▸ LISTED ENTRIES:

((

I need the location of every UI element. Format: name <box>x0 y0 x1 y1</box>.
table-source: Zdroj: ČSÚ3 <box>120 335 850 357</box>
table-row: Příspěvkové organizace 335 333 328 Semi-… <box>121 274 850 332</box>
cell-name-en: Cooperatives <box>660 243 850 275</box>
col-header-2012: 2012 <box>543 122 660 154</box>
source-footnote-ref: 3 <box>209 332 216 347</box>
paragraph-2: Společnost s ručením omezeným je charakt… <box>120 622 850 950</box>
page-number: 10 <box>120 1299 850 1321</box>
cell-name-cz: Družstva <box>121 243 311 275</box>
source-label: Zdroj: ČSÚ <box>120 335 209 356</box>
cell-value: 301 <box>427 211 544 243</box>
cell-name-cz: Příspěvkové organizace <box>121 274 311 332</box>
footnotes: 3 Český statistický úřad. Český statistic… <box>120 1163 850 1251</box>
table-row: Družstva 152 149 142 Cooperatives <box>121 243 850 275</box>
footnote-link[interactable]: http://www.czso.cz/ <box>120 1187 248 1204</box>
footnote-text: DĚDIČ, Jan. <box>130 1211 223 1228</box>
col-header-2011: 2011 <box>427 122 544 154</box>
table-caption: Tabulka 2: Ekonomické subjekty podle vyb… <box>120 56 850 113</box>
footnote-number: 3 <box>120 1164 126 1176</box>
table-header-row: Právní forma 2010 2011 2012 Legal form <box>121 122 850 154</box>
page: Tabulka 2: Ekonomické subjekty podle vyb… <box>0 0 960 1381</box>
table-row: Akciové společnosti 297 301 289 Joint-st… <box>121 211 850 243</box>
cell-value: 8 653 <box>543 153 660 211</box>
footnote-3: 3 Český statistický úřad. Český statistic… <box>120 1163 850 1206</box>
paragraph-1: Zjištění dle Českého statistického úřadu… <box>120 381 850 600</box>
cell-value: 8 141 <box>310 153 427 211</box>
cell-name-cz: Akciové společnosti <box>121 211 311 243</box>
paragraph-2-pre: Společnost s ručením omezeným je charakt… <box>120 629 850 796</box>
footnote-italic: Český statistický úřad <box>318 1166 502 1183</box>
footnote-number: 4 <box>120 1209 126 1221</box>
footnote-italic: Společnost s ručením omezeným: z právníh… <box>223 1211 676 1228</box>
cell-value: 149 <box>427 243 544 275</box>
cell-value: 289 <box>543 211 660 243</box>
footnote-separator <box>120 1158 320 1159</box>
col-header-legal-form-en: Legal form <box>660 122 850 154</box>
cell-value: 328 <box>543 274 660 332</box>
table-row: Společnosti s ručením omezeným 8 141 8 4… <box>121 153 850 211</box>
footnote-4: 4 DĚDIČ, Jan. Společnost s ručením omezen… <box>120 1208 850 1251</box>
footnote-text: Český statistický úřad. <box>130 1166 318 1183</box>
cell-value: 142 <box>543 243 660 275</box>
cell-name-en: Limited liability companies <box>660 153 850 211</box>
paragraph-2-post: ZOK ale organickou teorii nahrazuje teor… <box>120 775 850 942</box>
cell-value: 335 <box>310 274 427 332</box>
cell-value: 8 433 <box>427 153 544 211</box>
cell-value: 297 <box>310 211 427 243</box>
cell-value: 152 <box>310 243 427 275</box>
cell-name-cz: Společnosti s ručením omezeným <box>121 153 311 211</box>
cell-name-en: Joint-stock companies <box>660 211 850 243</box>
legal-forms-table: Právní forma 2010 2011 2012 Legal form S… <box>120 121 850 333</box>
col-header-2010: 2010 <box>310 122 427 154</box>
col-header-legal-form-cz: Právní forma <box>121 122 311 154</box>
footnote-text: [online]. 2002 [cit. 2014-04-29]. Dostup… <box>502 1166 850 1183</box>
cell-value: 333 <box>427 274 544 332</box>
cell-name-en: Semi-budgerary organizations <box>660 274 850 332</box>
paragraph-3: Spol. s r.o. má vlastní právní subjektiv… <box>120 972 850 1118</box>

))

▸ EXERCISE OBJECTIVE: Return, unchanged, every line of the material from its first line through the line containing "col-header-2012: 2012 <box>543", including both of those lines.

▸ TASK RESULT:
I need the location of every UI element. Format: name <box>x0 y0 x1 y1</box>.
table-source: Zdroj: ČSÚ3 <box>120 335 850 357</box>
table-row: Příspěvkové organizace 335 333 328 Semi-… <box>121 274 850 332</box>
cell-name-en: Cooperatives <box>660 243 850 275</box>
col-header-2012: 2012 <box>543 122 660 154</box>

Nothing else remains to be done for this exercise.